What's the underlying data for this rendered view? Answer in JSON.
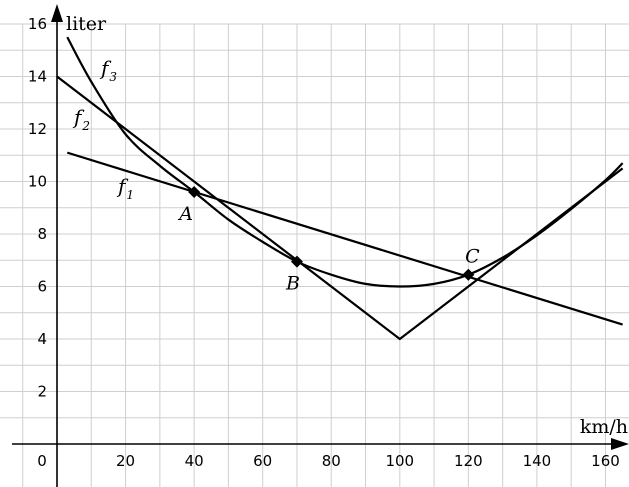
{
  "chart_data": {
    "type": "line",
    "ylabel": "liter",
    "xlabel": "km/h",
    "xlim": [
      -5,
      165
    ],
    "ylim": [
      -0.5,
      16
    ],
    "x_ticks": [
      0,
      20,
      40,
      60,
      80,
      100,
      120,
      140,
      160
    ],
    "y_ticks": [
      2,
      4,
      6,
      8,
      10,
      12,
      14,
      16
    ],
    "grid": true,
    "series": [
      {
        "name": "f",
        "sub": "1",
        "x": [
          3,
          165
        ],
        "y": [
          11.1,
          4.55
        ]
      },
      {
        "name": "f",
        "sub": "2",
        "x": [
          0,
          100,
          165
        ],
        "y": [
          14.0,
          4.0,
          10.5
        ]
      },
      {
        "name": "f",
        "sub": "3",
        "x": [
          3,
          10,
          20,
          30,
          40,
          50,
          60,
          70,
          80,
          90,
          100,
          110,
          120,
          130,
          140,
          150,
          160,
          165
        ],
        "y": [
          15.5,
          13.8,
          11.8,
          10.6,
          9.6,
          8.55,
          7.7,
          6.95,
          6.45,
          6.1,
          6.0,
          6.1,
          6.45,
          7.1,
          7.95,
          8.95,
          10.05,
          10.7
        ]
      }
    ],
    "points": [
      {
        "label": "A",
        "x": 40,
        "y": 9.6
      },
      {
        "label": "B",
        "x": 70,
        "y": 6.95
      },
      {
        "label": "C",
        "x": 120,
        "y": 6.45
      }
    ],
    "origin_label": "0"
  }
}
■ ■ ■ ■ ■ ■ ■
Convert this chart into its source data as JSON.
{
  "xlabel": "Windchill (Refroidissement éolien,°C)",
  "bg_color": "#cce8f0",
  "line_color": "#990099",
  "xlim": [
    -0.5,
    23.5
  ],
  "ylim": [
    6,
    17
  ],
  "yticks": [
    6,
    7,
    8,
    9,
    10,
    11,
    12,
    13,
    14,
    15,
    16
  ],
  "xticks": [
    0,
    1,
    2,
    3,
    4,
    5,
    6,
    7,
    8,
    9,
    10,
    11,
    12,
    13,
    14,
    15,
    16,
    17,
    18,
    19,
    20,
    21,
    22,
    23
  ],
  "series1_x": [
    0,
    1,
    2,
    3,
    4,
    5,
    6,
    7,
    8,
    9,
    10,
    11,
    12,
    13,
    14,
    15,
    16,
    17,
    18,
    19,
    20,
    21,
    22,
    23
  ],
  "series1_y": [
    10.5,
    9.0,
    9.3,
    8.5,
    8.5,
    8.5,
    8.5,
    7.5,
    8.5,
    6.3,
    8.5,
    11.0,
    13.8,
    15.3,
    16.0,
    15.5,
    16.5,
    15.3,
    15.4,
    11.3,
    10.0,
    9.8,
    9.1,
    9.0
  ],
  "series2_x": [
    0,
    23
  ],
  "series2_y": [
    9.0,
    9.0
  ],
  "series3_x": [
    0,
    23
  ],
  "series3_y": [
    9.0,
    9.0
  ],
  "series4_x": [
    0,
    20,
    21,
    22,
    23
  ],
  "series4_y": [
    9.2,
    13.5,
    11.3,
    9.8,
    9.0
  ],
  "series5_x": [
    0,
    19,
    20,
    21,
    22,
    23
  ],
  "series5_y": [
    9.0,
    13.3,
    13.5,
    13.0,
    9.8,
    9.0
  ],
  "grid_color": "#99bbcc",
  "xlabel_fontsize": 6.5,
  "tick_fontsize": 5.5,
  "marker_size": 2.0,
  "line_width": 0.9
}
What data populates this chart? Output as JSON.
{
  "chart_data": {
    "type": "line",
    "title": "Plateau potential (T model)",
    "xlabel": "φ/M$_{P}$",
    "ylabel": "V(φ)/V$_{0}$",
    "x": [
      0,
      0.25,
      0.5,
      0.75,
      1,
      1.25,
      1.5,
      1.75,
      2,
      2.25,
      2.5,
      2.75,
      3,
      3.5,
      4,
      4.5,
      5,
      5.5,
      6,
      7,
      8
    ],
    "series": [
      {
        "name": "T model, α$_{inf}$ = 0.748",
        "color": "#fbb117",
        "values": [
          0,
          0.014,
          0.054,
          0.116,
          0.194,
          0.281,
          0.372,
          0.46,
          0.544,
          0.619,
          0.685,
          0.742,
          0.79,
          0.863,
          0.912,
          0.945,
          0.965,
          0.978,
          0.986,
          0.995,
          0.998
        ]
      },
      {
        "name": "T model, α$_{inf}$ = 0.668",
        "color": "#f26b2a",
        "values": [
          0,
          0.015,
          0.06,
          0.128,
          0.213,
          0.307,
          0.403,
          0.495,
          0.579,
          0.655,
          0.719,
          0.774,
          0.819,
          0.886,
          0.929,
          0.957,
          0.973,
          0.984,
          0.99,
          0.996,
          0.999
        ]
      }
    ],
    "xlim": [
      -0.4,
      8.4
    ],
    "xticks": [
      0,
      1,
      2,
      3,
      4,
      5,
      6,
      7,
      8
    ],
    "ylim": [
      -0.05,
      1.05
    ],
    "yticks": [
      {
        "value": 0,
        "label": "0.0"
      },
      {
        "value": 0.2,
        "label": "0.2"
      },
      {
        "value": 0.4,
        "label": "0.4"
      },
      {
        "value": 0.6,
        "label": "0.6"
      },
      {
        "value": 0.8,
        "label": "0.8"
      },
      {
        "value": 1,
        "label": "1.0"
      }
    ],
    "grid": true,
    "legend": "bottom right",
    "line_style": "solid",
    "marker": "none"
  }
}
■ ■ ■ ■ ■ ■ ■
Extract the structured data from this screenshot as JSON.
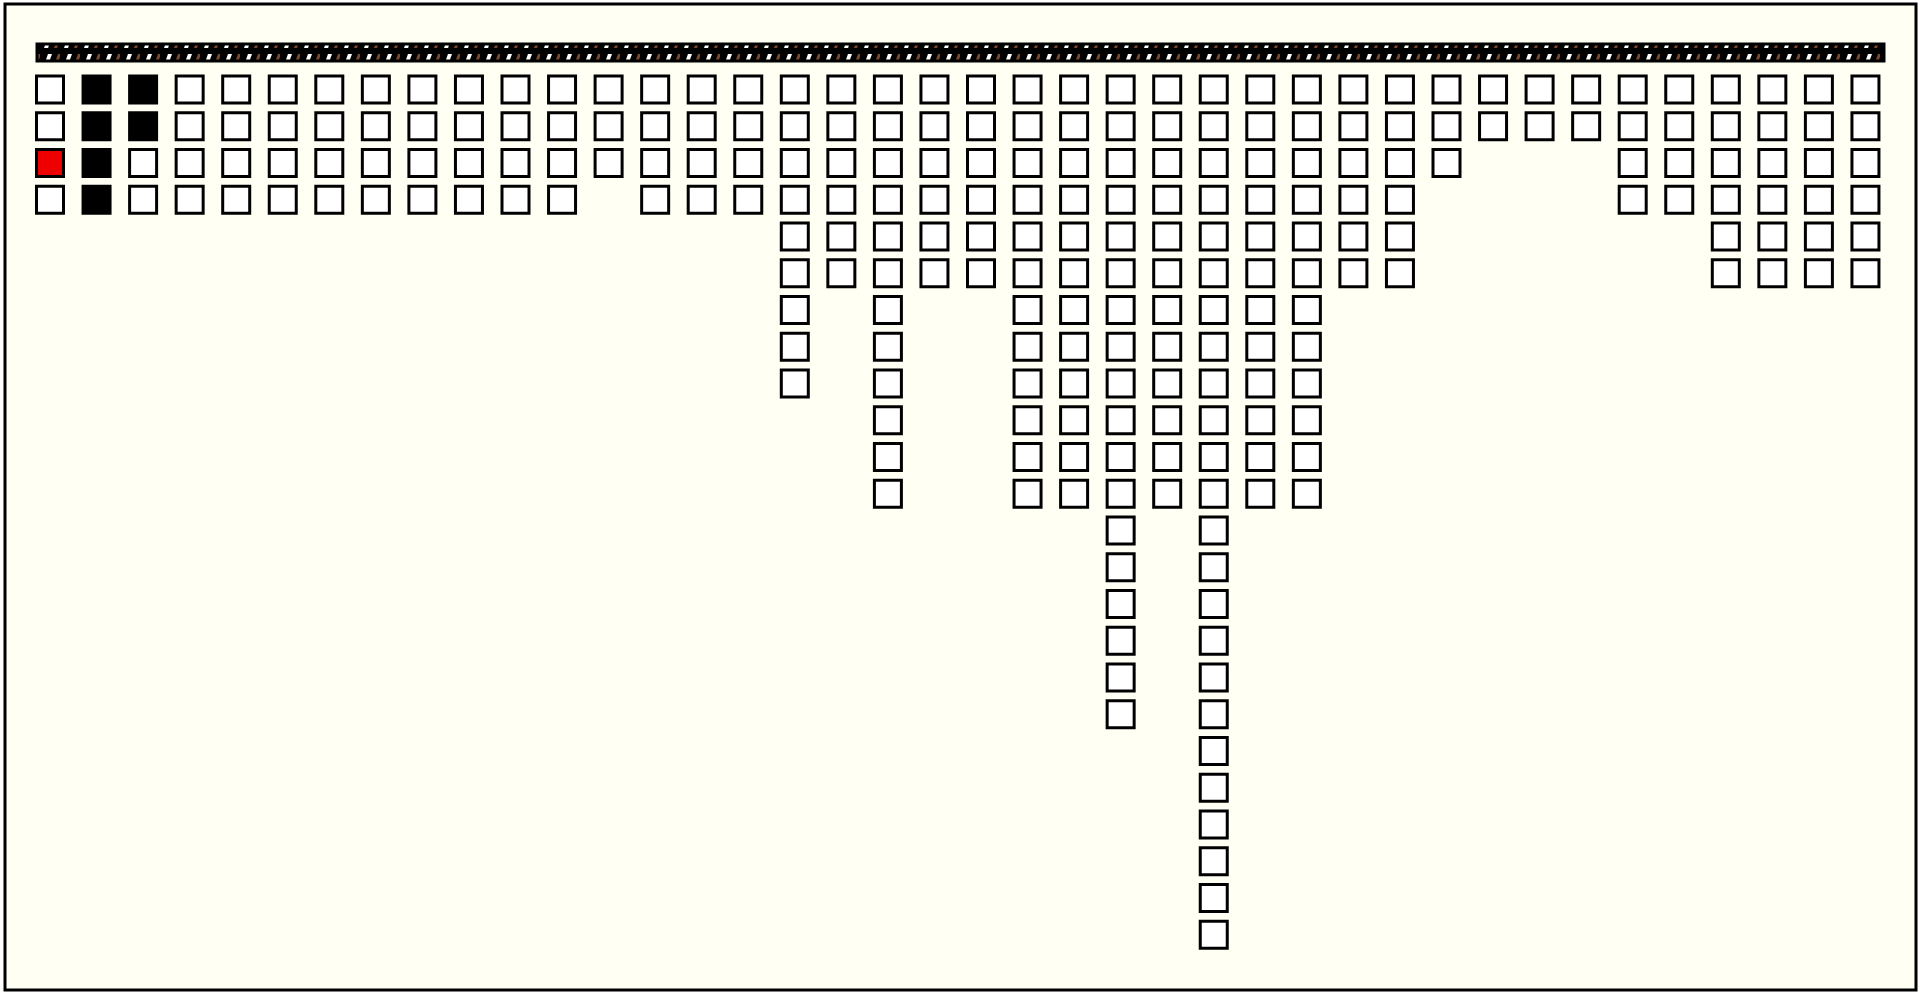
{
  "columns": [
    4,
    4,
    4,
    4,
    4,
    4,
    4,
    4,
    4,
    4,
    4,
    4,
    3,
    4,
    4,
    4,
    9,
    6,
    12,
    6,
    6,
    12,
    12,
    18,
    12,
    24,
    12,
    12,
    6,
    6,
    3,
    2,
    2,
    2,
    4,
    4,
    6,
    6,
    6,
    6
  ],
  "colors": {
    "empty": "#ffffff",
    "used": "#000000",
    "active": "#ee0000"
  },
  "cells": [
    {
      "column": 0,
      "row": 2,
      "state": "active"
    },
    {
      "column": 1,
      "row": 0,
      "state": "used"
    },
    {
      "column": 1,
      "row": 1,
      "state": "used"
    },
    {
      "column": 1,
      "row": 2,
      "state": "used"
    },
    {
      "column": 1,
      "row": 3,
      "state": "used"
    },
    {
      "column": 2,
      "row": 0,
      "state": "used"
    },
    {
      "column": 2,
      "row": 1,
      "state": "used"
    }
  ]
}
■ ■ ■ ■ ■ ■ ■
■ **Exercise description**
Identify each line in the entries with the word "this" and copy it.

■ **Full answer**
What's the underlying data for this rendered view? Answer in JSON.
Convert this chart into its source data as JSON.
What data populates this chart? Output as JSON.
Extract the structured data from this screenshot as JSON.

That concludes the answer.